RAW RECORDS:
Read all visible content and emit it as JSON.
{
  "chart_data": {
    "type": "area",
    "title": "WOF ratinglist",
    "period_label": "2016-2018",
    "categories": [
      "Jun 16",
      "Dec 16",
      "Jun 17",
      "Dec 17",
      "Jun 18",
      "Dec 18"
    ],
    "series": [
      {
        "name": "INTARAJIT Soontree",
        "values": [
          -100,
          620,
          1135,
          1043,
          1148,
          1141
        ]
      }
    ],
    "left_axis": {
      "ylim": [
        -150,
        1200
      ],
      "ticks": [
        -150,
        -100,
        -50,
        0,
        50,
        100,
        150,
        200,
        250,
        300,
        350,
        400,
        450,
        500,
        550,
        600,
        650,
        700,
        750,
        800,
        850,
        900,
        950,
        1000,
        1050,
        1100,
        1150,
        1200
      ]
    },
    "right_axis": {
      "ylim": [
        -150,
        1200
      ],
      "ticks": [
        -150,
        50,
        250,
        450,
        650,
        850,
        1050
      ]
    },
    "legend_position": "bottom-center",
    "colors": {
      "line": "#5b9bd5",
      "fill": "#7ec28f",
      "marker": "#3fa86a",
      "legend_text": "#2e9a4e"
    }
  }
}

REQUEST:
Extract each entry in full, exactly as given.

FULL RESPONSE:
Read all visible content and emit it as JSON.
{
  "chart_data": {
    "type": "area",
    "title": "WOF ratinglist",
    "period_label": "2016-2018",
    "categories": [
      "Jun 16",
      "Dec 16",
      "Jun 17",
      "Dec 17",
      "Jun 18",
      "Dec 18"
    ],
    "series": [
      {
        "name": "INTARAJIT Soontree",
        "values": [
          -100,
          620,
          1135,
          1043,
          1148,
          1141
        ]
      }
    ],
    "left_axis": {
      "ylim": [
        -150,
        1200
      ],
      "ticks": [
        -150,
        -100,
        -50,
        0,
        50,
        100,
        150,
        200,
        250,
        300,
        350,
        400,
        450,
        500,
        550,
        600,
        650,
        700,
        750,
        800,
        850,
        900,
        950,
        1000,
        1050,
        1100,
        1150,
        1200
      ]
    },
    "right_axis": {
      "ylim": [
        -150,
        1200
      ],
      "ticks": [
        -150,
        50,
        250,
        450,
        650,
        850,
        1050
      ]
    },
    "legend_position": "bottom-center",
    "colors": {
      "line": "#5b9bd5",
      "fill": "#7ec28f",
      "marker": "#3fa86a",
      "legend_text": "#2e9a4e"
    }
  }
}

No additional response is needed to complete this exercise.